Aim >> Quote the entries that follow exactly, leaving none out.
--- Start ---
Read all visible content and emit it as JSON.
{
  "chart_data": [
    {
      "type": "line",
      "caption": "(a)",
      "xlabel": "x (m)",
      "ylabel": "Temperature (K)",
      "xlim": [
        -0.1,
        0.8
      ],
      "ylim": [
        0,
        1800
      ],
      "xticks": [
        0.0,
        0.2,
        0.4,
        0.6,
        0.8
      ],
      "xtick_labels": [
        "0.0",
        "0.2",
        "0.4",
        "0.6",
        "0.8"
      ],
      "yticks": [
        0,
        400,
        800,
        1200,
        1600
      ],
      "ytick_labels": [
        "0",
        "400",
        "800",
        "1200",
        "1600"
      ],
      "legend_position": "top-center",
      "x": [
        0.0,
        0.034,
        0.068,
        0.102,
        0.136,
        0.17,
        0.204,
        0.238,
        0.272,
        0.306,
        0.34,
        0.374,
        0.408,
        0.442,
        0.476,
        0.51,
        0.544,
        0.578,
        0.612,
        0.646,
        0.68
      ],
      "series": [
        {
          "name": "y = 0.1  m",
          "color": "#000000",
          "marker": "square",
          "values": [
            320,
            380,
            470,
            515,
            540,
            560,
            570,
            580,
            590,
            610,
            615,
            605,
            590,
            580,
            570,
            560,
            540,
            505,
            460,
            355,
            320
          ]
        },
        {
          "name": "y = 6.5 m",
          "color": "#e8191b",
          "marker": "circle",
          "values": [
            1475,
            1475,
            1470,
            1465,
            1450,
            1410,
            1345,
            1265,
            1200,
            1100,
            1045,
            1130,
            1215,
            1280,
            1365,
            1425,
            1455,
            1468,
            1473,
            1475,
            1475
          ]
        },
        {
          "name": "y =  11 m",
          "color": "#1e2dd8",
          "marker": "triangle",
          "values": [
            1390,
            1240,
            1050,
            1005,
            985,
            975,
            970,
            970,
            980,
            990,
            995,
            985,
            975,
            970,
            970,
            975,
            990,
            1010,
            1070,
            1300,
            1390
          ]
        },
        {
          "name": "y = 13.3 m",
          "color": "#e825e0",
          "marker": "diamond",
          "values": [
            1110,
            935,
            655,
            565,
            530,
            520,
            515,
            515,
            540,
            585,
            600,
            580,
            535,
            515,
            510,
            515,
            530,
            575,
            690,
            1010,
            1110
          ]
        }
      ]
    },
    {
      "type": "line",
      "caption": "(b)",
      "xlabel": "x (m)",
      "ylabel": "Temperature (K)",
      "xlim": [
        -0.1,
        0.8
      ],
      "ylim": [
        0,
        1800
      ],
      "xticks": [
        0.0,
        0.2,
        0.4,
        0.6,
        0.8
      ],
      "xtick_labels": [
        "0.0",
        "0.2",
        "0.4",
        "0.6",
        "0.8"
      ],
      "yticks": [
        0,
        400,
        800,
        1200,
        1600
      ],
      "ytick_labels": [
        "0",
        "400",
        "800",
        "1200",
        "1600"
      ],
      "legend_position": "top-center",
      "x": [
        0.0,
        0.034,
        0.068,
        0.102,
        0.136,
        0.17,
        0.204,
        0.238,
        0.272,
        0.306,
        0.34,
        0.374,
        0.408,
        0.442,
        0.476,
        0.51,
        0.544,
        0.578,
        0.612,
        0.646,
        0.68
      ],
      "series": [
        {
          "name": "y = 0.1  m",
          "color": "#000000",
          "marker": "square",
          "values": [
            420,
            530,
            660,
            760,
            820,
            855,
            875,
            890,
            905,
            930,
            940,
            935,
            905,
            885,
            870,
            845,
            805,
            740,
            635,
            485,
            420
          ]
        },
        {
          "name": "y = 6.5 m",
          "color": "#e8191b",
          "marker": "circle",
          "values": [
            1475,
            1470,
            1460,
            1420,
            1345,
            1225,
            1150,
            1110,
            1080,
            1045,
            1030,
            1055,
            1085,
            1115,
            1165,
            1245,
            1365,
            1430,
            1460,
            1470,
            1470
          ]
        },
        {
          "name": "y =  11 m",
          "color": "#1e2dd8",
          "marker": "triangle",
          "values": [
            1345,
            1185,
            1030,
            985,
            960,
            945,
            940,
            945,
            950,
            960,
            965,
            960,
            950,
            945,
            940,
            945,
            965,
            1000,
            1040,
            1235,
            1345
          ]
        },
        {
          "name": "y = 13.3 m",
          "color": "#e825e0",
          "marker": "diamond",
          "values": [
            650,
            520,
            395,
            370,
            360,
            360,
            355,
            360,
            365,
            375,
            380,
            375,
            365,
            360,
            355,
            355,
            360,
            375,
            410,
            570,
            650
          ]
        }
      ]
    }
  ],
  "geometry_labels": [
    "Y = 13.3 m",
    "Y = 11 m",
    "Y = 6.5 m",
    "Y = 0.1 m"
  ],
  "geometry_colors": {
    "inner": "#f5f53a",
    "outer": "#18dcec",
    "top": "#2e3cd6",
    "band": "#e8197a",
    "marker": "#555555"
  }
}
--- End ---
Completed task >>
Read all visible content and emit it as JSON.
{
  "chart_data": [
    {
      "type": "line",
      "caption": "(a)",
      "xlabel": "x (m)",
      "ylabel": "Temperature (K)",
      "xlim": [
        -0.1,
        0.8
      ],
      "ylim": [
        0,
        1800
      ],
      "xticks": [
        0.0,
        0.2,
        0.4,
        0.6,
        0.8
      ],
      "xtick_labels": [
        "0.0",
        "0.2",
        "0.4",
        "0.6",
        "0.8"
      ],
      "yticks": [
        0,
        400,
        800,
        1200,
        1600
      ],
      "ytick_labels": [
        "0",
        "400",
        "800",
        "1200",
        "1600"
      ],
      "legend_position": "top-center",
      "x": [
        0.0,
        0.034,
        0.068,
        0.102,
        0.136,
        0.17,
        0.204,
        0.238,
        0.272,
        0.306,
        0.34,
        0.374,
        0.408,
        0.442,
        0.476,
        0.51,
        0.544,
        0.578,
        0.612,
        0.646,
        0.68
      ],
      "series": [
        {
          "name": "y = 0.1  m",
          "color": "#000000",
          "marker": "square",
          "values": [
            320,
            380,
            470,
            515,
            540,
            560,
            570,
            580,
            590,
            610,
            615,
            605,
            590,
            580,
            570,
            560,
            540,
            505,
            460,
            355,
            320
          ]
        },
        {
          "name": "y = 6.5 m",
          "color": "#e8191b",
          "marker": "circle",
          "values": [
            1475,
            1475,
            1470,
            1465,
            1450,
            1410,
            1345,
            1265,
            1200,
            1100,
            1045,
            1130,
            1215,
            1280,
            1365,
            1425,
            1455,
            1468,
            1473,
            1475,
            1475
          ]
        },
        {
          "name": "y =  11 m",
          "color": "#1e2dd8",
          "marker": "triangle",
          "values": [
            1390,
            1240,
            1050,
            1005,
            985,
            975,
            970,
            970,
            980,
            990,
            995,
            985,
            975,
            970,
            970,
            975,
            990,
            1010,
            1070,
            1300,
            1390
          ]
        },
        {
          "name": "y = 13.3 m",
          "color": "#e825e0",
          "marker": "diamond",
          "values": [
            1110,
            935,
            655,
            565,
            530,
            520,
            515,
            515,
            540,
            585,
            600,
            580,
            535,
            515,
            510,
            515,
            530,
            575,
            690,
            1010,
            1110
          ]
        }
      ]
    },
    {
      "type": "line",
      "caption": "(b)",
      "xlabel": "x (m)",
      "ylabel": "Temperature (K)",
      "xlim": [
        -0.1,
        0.8
      ],
      "ylim": [
        0,
        1800
      ],
      "xticks": [
        0.0,
        0.2,
        0.4,
        0.6,
        0.8
      ],
      "xtick_labels": [
        "0.0",
        "0.2",
        "0.4",
        "0.6",
        "0.8"
      ],
      "yticks": [
        0,
        400,
        800,
        1200,
        1600
      ],
      "ytick_labels": [
        "0",
        "400",
        "800",
        "1200",
        "1600"
      ],
      "legend_position": "top-center",
      "x": [
        0.0,
        0.034,
        0.068,
        0.102,
        0.136,
        0.17,
        0.204,
        0.238,
        0.272,
        0.306,
        0.34,
        0.374,
        0.408,
        0.442,
        0.476,
        0.51,
        0.544,
        0.578,
        0.612,
        0.646,
        0.68
      ],
      "series": [
        {
          "name": "y = 0.1  m",
          "color": "#000000",
          "marker": "square",
          "values": [
            420,
            530,
            660,
            760,
            820,
            855,
            875,
            890,
            905,
            930,
            940,
            935,
            905,
            885,
            870,
            845,
            805,
            740,
            635,
            485,
            420
          ]
        },
        {
          "name": "y = 6.5 m",
          "color": "#e8191b",
          "marker": "circle",
          "values": [
            1475,
            1470,
            1460,
            1420,
            1345,
            1225,
            1150,
            1110,
            1080,
            1045,
            1030,
            1055,
            1085,
            1115,
            1165,
            1245,
            1365,
            1430,
            1460,
            1470,
            1470
          ]
        },
        {
          "name": "y =  11 m",
          "color": "#1e2dd8",
          "marker": "triangle",
          "values": [
            1345,
            1185,
            1030,
            985,
            960,
            945,
            940,
            945,
            950,
            960,
            965,
            960,
            950,
            945,
            940,
            945,
            965,
            1000,
            1040,
            1235,
            1345
          ]
        },
        {
          "name": "y = 13.3 m",
          "color": "#e825e0",
          "marker": "diamond",
          "values": [
            650,
            520,
            395,
            370,
            360,
            360,
            355,
            360,
            365,
            375,
            380,
            375,
            365,
            360,
            355,
            355,
            360,
            375,
            410,
            570,
            650
          ]
        }
      ]
    }
  ],
  "geometry_labels": [
    "Y = 13.3 m",
    "Y = 11 m",
    "Y = 6.5 m",
    "Y = 0.1 m"
  ],
  "geometry_colors": {
    "inner": "#f5f53a",
    "outer": "#18dcec",
    "top": "#2e3cd6",
    "band": "#e8197a",
    "marker": "#555555"
  }
}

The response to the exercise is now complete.